##### INFORMATION SUPPLIED #####

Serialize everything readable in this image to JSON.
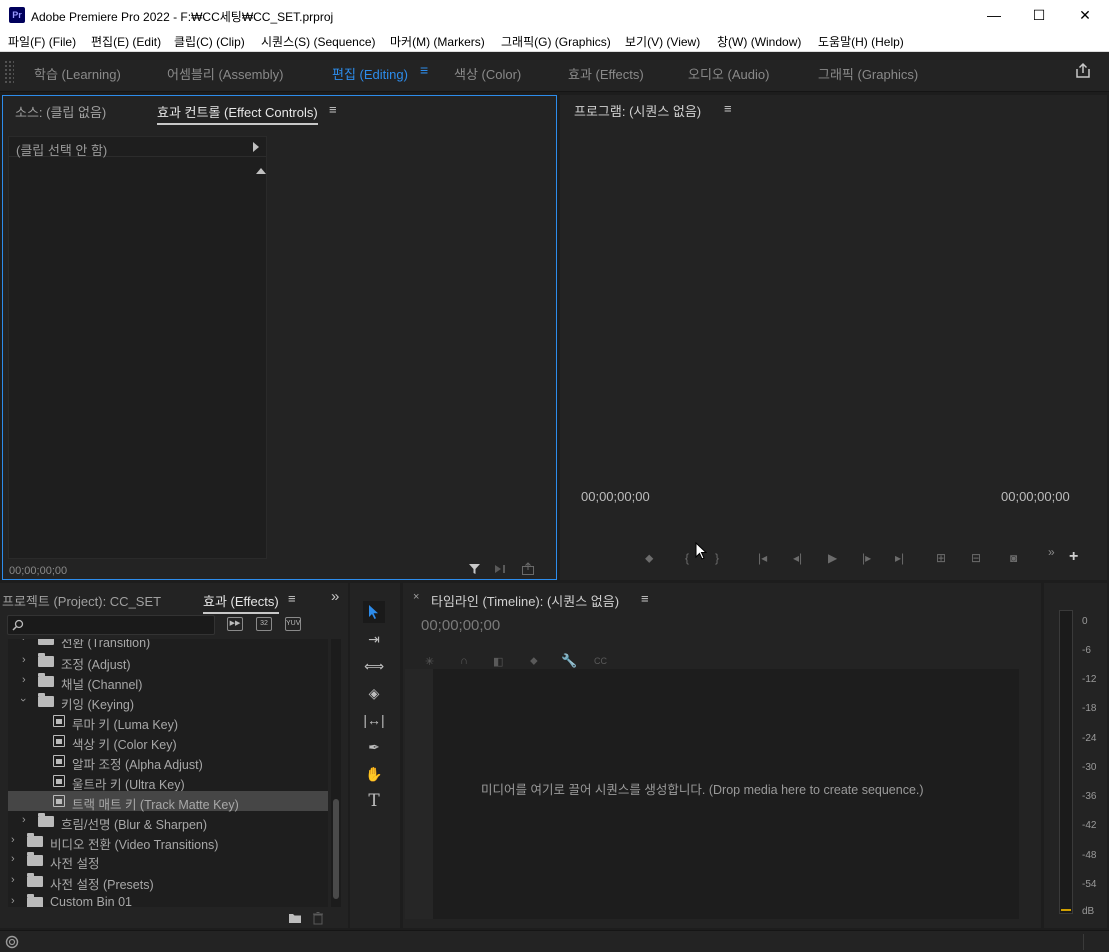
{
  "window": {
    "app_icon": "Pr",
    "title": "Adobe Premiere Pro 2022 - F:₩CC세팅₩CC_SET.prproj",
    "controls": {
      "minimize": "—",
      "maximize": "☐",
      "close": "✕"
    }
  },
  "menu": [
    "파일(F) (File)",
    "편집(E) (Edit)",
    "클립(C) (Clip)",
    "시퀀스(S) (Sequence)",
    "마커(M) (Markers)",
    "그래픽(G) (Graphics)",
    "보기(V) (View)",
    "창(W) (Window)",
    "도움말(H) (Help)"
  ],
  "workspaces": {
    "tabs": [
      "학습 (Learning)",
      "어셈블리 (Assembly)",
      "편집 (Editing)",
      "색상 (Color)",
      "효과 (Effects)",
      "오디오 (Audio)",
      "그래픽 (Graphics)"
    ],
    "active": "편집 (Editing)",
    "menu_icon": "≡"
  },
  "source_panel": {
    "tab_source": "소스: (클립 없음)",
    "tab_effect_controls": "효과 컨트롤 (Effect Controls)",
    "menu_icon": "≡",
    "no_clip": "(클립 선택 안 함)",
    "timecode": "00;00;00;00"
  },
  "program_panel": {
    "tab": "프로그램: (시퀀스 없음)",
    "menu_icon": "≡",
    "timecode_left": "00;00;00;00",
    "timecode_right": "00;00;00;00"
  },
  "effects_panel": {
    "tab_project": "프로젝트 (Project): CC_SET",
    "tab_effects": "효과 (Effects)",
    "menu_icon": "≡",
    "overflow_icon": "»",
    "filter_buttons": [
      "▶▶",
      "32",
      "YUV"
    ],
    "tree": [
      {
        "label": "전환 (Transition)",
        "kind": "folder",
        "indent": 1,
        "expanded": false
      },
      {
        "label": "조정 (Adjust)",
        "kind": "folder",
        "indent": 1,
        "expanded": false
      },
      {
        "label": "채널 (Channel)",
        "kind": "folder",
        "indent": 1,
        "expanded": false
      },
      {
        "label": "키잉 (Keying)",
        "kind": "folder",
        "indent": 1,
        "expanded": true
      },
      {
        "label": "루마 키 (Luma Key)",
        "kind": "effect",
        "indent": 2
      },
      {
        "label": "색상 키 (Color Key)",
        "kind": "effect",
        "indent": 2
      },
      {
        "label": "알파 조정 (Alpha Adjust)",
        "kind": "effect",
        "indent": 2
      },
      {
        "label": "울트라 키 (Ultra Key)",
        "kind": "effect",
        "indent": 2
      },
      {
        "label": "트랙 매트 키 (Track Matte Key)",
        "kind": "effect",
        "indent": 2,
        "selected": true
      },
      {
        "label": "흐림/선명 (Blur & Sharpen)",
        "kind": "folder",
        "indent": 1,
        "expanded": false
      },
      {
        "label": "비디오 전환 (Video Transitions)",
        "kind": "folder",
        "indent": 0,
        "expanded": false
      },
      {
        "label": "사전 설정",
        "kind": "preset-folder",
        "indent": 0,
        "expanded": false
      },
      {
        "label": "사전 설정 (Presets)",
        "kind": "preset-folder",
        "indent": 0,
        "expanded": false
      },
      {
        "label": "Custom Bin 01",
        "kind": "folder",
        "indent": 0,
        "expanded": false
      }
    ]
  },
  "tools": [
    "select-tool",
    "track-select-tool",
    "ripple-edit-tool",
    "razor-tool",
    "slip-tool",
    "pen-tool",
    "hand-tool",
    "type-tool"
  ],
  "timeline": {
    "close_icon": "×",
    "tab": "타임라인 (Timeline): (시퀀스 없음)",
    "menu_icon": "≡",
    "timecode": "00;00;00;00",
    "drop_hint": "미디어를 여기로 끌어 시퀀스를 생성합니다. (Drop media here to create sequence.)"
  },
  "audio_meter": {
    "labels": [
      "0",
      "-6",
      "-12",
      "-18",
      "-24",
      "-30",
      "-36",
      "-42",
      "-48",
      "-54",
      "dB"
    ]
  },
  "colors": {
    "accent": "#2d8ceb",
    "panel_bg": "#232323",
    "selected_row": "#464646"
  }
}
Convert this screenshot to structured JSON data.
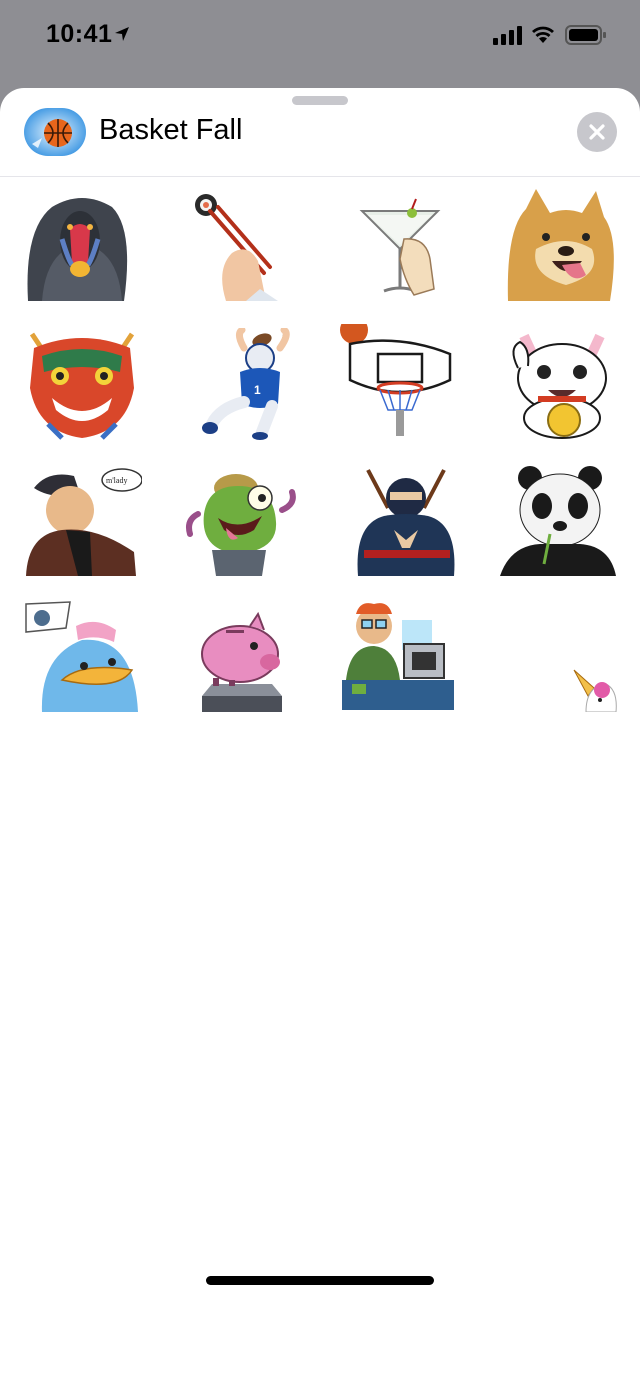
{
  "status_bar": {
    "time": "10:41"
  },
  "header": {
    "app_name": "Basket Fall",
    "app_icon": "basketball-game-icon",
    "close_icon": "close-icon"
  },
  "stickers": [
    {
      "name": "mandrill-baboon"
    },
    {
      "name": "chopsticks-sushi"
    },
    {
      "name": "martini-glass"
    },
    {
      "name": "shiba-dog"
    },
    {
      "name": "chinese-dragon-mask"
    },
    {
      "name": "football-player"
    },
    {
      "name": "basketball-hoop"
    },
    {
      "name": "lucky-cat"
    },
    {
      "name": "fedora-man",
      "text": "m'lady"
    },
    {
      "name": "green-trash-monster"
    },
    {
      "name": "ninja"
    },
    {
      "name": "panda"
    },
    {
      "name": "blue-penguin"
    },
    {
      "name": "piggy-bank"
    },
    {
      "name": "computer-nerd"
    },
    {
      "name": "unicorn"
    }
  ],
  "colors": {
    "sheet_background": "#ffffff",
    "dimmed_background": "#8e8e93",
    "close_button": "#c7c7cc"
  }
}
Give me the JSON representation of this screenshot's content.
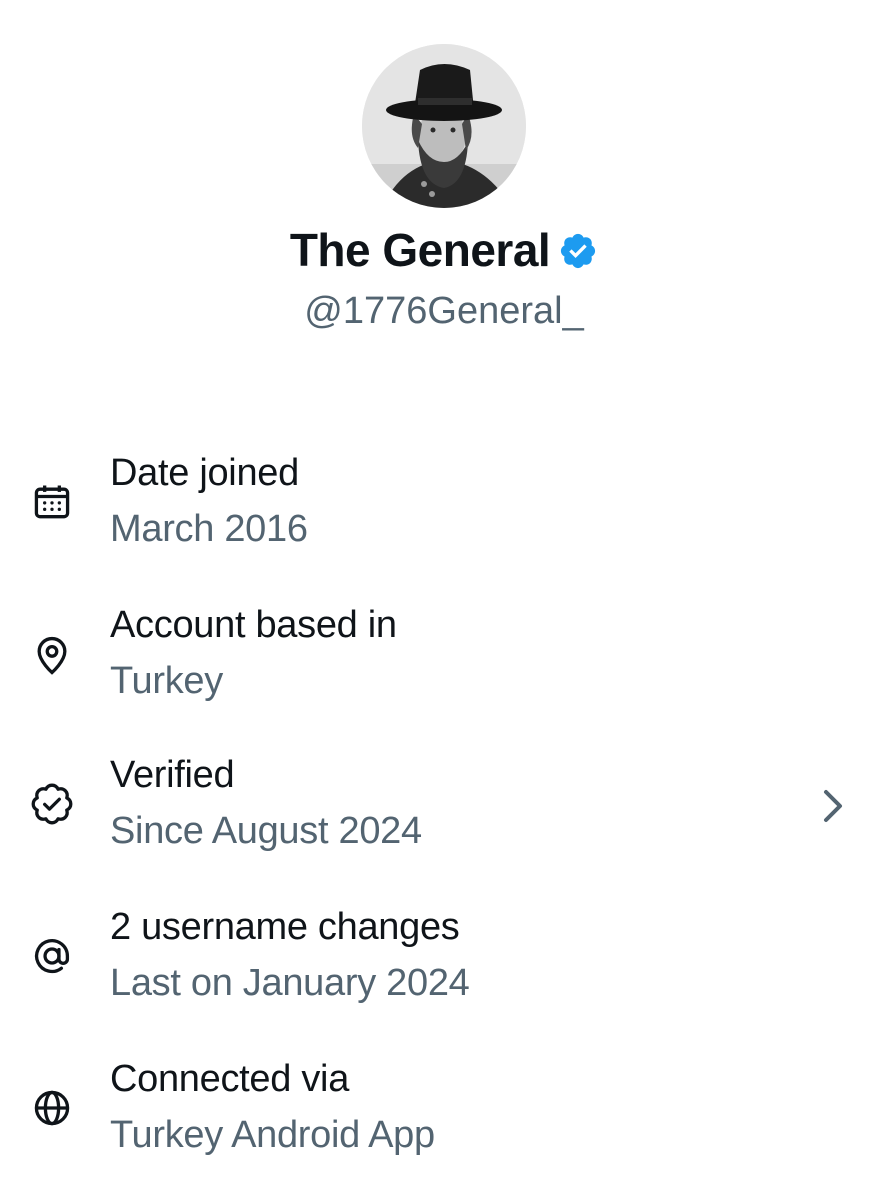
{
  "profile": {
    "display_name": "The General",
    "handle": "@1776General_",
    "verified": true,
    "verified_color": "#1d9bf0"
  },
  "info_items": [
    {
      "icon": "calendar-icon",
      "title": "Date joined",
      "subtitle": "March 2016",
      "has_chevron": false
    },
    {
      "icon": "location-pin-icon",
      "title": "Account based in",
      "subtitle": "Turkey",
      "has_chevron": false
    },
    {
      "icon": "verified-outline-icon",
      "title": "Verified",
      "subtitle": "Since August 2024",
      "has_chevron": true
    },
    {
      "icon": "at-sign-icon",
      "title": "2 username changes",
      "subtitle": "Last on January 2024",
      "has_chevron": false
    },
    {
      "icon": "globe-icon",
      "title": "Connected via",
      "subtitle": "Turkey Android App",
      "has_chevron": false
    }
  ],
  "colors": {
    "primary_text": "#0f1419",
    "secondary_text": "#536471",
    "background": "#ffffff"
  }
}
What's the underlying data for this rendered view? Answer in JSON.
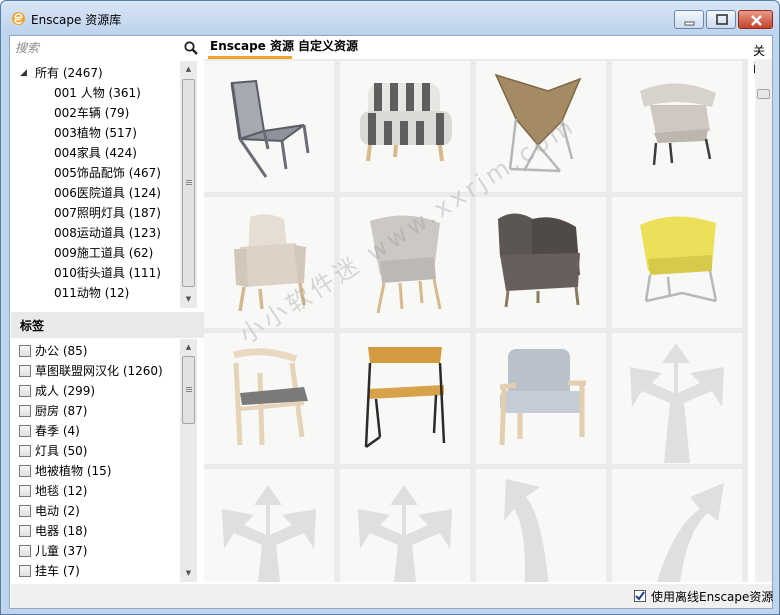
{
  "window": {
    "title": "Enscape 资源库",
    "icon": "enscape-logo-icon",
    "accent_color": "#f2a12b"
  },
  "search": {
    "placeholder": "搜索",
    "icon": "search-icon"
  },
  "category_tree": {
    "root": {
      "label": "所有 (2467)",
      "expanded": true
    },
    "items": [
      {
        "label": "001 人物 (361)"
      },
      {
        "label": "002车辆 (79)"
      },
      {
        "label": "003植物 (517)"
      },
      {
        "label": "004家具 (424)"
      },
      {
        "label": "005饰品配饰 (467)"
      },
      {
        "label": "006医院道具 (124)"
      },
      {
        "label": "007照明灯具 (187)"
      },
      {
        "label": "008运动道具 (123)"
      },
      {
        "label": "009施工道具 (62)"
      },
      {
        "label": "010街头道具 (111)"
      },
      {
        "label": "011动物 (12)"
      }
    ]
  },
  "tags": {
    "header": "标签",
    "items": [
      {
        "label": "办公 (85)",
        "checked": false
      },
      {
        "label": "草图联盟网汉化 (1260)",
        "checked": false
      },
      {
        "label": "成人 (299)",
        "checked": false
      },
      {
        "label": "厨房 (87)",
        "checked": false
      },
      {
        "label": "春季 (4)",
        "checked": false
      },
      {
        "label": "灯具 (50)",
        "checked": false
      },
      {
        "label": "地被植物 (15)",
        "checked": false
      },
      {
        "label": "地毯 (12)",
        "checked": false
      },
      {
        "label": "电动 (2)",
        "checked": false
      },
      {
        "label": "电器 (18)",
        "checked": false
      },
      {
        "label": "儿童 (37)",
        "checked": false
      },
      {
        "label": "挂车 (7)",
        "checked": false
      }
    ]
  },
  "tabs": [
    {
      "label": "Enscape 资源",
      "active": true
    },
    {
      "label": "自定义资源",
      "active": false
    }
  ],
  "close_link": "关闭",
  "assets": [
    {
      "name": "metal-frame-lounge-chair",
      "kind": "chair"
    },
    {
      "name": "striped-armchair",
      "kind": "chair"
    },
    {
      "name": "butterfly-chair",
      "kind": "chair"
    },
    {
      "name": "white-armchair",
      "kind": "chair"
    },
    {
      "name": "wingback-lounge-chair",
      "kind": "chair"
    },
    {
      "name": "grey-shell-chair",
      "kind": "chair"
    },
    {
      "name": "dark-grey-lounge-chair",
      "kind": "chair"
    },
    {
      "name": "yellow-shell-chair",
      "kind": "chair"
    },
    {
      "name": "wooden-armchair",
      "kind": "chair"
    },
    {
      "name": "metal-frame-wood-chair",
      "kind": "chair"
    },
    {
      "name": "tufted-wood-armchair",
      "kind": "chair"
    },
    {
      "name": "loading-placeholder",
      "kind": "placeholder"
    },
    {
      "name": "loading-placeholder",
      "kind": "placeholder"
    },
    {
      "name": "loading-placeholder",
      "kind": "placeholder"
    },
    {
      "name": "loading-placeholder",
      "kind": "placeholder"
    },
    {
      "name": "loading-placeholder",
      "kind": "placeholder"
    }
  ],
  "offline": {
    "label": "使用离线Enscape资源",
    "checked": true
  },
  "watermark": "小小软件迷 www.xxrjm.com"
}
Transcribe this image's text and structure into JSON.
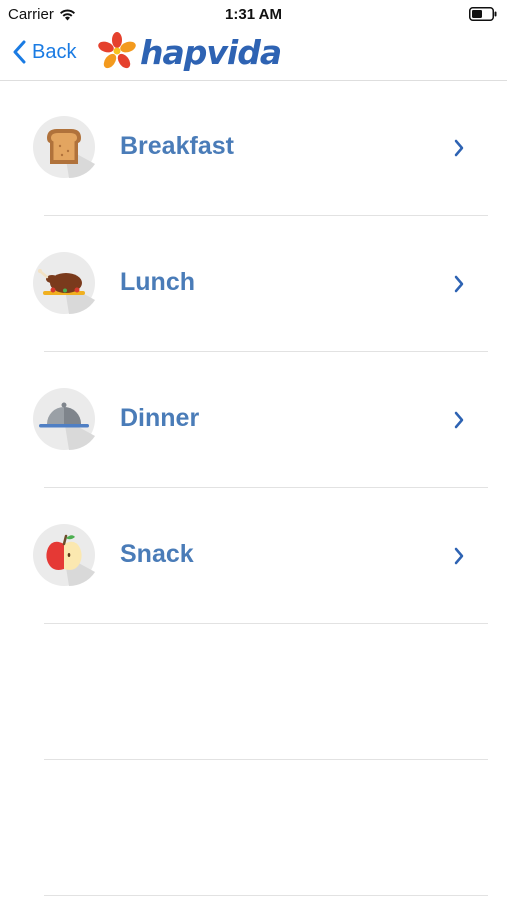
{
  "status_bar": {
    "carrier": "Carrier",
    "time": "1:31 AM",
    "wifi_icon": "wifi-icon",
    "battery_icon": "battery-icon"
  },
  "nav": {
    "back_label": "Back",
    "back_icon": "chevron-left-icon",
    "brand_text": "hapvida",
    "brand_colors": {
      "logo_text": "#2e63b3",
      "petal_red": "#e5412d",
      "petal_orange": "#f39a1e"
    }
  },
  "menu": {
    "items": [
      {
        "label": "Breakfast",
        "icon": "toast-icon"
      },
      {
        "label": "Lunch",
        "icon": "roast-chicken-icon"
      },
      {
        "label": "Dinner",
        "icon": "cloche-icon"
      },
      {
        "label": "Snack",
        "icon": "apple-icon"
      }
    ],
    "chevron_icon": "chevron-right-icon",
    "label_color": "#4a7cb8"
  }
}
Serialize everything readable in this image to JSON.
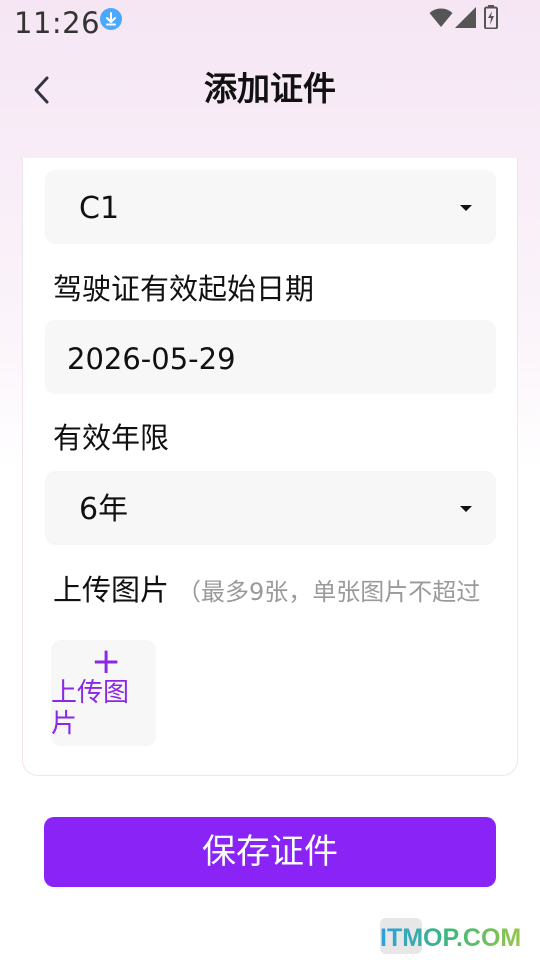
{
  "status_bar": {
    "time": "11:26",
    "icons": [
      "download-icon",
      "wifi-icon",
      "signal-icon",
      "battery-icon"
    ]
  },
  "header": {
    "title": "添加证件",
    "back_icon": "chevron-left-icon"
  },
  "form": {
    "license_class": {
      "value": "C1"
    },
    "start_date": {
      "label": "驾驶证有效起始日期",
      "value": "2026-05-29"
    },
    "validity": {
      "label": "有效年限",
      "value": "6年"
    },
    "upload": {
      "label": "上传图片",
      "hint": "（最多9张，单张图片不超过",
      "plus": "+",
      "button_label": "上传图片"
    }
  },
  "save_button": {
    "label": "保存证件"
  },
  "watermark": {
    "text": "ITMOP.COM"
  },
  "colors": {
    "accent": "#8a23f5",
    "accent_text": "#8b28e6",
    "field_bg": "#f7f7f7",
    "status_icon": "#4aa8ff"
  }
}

#####

GIVEN TASK :: Show all lines in the entries above where the word "lounge" appears.

TASK ANSWER ::
      "name": "metal-frame-lounge-chair",
      "name": "wingback-lounge-chair",
      "name": "dark-grey-lounge-chair",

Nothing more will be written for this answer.